Records for this exercise:

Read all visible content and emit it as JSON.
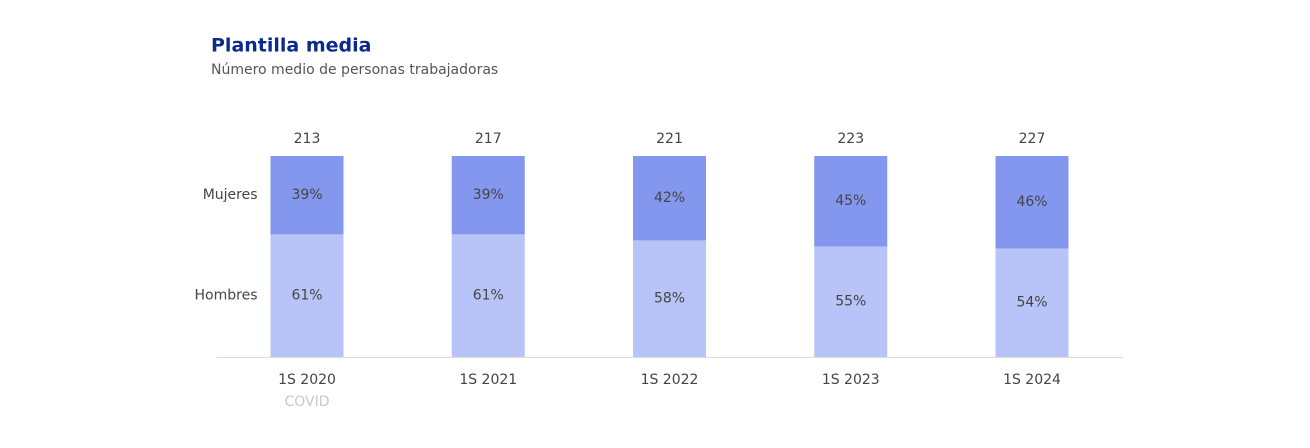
{
  "chart_data": {
    "type": "stacked_bar_100",
    "title": "Plantilla media",
    "subtitle": "Número medio de personas trabajadoras",
    "categories": [
      "1S 2020",
      "1S 2021",
      "1S 2022",
      "1S 2023",
      "1S 2024"
    ],
    "annotation": "COVID",
    "totals": [
      213,
      217,
      221,
      223,
      227
    ],
    "series": [
      {
        "name": "Hombres",
        "color": "#b8c4f7",
        "values": [
          61,
          61,
          58,
          55,
          54
        ],
        "value_labels": [
          "61%",
          "61%",
          "58%",
          "55%",
          "54%"
        ]
      },
      {
        "name": "Mujeres",
        "color": "#8497ee",
        "values": [
          39,
          39,
          42,
          45,
          46
        ],
        "value_labels": [
          "39%",
          "39%",
          "42%",
          "45%",
          "46%"
        ]
      }
    ],
    "ylim": [
      0,
      100
    ]
  }
}
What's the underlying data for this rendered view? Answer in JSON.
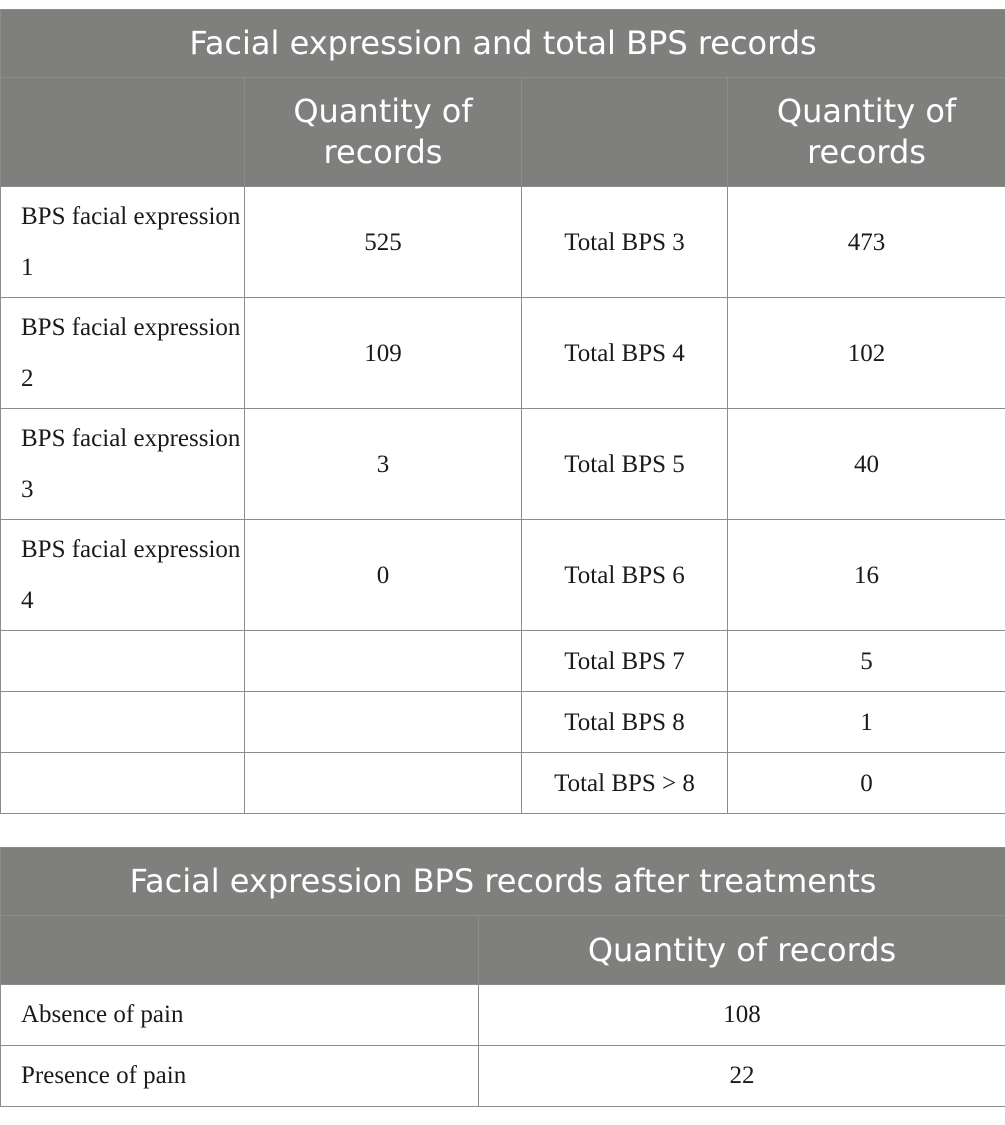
{
  "table1": {
    "title": "Facial expression and total BPS records",
    "col2_header": "Quantity of records",
    "col4_header": "Quantity of records",
    "rows": [
      {
        "label": "BPS facial expression 1",
        "qty": "525",
        "total_label": "Total BPS 3",
        "total_qty": "473"
      },
      {
        "label": "BPS facial expression 2",
        "qty": "109",
        "total_label": "Total BPS 4",
        "total_qty": "102"
      },
      {
        "label": "BPS facial expression 3",
        "qty": "3",
        "total_label": "Total BPS 5",
        "total_qty": "40"
      },
      {
        "label": "BPS facial expression 4",
        "qty": "0",
        "total_label": "Total BPS 6",
        "total_qty": "16"
      },
      {
        "label": "",
        "qty": "",
        "total_label": "Total BPS 7",
        "total_qty": "5"
      },
      {
        "label": "",
        "qty": "",
        "total_label": "Total BPS 8",
        "total_qty": "1"
      },
      {
        "label": "",
        "qty": "",
        "total_label": "Total BPS > 8",
        "total_qty": "0"
      }
    ]
  },
  "table2": {
    "title": "Facial expression BPS records after treatments",
    "col2_header": "Quantity of records",
    "rows": [
      {
        "label": "Absence of pain",
        "qty": "108"
      },
      {
        "label": "Presence of pain",
        "qty": "22"
      }
    ]
  }
}
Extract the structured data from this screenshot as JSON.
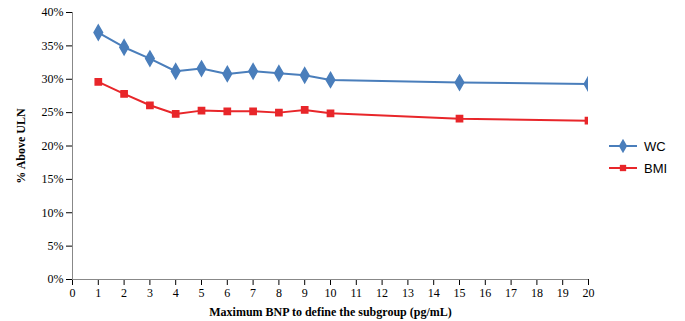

Task requirements: Quote the records above exactly, leaving out any pictures.

Answer in full:
Read all visible content and emit it as JSON.
{
  "chart_data": {
    "type": "stacked_bar_100",
    "title": "Plantilla media",
    "subtitle": "Número medio de personas trabajadoras",
    "categories": [
      "1S 2020",
      "1S 2021",
      "1S 2022",
      "1S 2023",
      "1S 2024"
    ],
    "annotation": "COVID",
    "totals": [
      213,
      217,
      221,
      223,
      227
    ],
    "series": [
      {
        "name": "Hombres",
        "color": "#b8c4f7",
        "values": [
          61,
          61,
          58,
          55,
          54
        ],
        "value_labels": [
          "61%",
          "61%",
          "58%",
          "55%",
          "54%"
        ]
      },
      {
        "name": "Mujeres",
        "color": "#8497ee",
        "values": [
          39,
          39,
          42,
          45,
          46
        ],
        "value_labels": [
          "39%",
          "39%",
          "42%",
          "45%",
          "46%"
        ]
      }
    ],
    "ylim": [
      0,
      100
    ]
  }
}
What's the underlying data for this rendered view? Answer in JSON.
{
  "table1": {
    "title": "Facial expression and total BPS records",
    "col2_header": "Quantity of records",
    "col4_header": "Quantity of records",
    "rows": [
      {
        "label": "BPS facial expression 1",
        "qty": "525",
        "total_label": "Total BPS 3",
        "total_qty": "473"
      },
      {
        "label": "BPS facial expression 2",
        "qty": "109",
        "total_label": "Total BPS 4",
        "total_qty": "102"
      },
      {
        "label": "BPS facial expression 3",
        "qty": "3",
        "total_label": "Total BPS 5",
        "total_qty": "40"
      },
      {
        "label": "BPS facial expression 4",
        "qty": "0",
        "total_label": "Total BPS 6",
        "total_qty": "16"
      },
      {
        "label": "",
        "qty": "",
        "total_label": "Total BPS 7",
        "total_qty": "5"
      },
      {
        "label": "",
        "qty": "",
        "total_label": "Total BPS 8",
        "total_qty": "1"
      },
      {
        "label": "",
        "qty": "",
        "total_label": "Total BPS > 8",
        "total_qty": "0"
      }
    ]
  },
  "table2": {
    "title": "Facial expression BPS records after treatments",
    "col2_header": "Quantity of records",
    "rows": [
      {
        "label": "Absence of pain",
        "qty": "108"
      },
      {
        "label": "Presence of pain",
        "qty": "22"
      }
    ]
  }
}
Extract the structured data from this screenshot as JSON.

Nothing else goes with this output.